» WHAT YOU SHOULD DO:
Copy the listing below in full and skip every picture.

(Data excerpts)
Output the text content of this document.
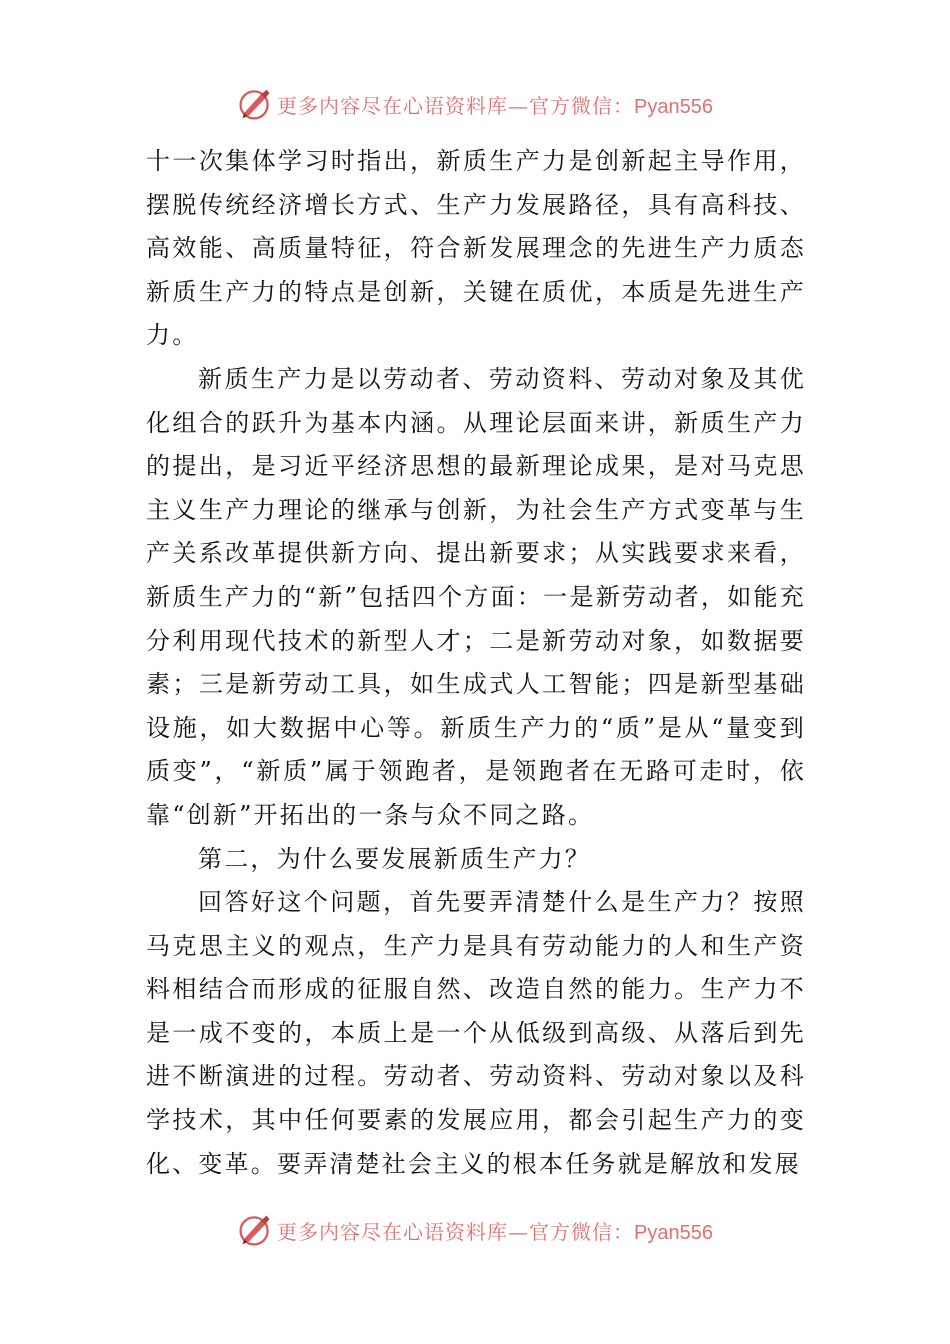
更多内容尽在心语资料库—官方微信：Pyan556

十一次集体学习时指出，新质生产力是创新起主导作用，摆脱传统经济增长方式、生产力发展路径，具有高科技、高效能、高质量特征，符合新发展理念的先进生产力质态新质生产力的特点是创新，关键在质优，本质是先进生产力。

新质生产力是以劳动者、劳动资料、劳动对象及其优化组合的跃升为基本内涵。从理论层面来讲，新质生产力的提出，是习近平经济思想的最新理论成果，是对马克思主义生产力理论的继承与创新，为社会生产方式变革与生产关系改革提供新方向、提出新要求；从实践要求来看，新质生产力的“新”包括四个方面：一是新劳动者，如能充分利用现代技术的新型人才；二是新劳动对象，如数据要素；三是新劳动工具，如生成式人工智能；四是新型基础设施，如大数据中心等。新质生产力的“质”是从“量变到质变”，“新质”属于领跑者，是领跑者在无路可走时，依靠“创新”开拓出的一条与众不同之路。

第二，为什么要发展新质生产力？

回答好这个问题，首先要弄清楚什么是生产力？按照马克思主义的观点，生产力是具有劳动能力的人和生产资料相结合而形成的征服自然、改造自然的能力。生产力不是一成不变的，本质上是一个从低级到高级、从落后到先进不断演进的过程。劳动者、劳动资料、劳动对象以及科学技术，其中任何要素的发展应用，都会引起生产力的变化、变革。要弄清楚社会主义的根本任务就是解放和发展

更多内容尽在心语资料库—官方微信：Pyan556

» RESPONSE FOR THIS EXERCISE:
Output the text content of this document.
更多内容尽在心语资料库—官方微信：Pyan556

十一次集体学习时指出，新质生产力是创新起主导作用，摆脱传统经济增长方式、生产力发展路径，具有高科技、高效能、高质量特征，符合新发展理念的先进生产力质态新质生产力的特点是创新，关键在质优，本质是先进生产力。

新质生产力是以劳动者、劳动资料、劳动对象及其优化组合的跃升为基本内涵。从理论层面来讲，新质生产力的提出，是习近平经济思想的最新理论成果，是对马克思主义生产力理论的继承与创新，为社会生产方式变革与生产关系改革提供新方向、提出新要求；从实践要求来看，新质生产力的“新”包括四个方面：一是新劳动者，如能充分利用现代技术的新型人才；二是新劳动对象，如数据要素；三是新劳动工具，如生成式人工智能；四是新型基础设施，如大数据中心等。新质生产力的“质”是从“量变到质变”，“新质”属于领跑者，是领跑者在无路可走时，依靠“创新”开拓出的一条与众不同之路。

第二，为什么要发展新质生产力？

回答好这个问题，首先要弄清楚什么是生产力？按照马克思主义的观点，生产力是具有劳动能力的人和生产资料相结合而形成的征服自然、改造自然的能力。生产力不是一成不变的，本质上是一个从低级到高级、从落后到先进不断演进的过程。劳动者、劳动资料、劳动对象以及科学技术，其中任何要素的发展应用，都会引起生产力的变化、变革。要弄清楚社会主义的根本任务就是解放和发展

更多内容尽在心语资料库—官方微信：Pyan556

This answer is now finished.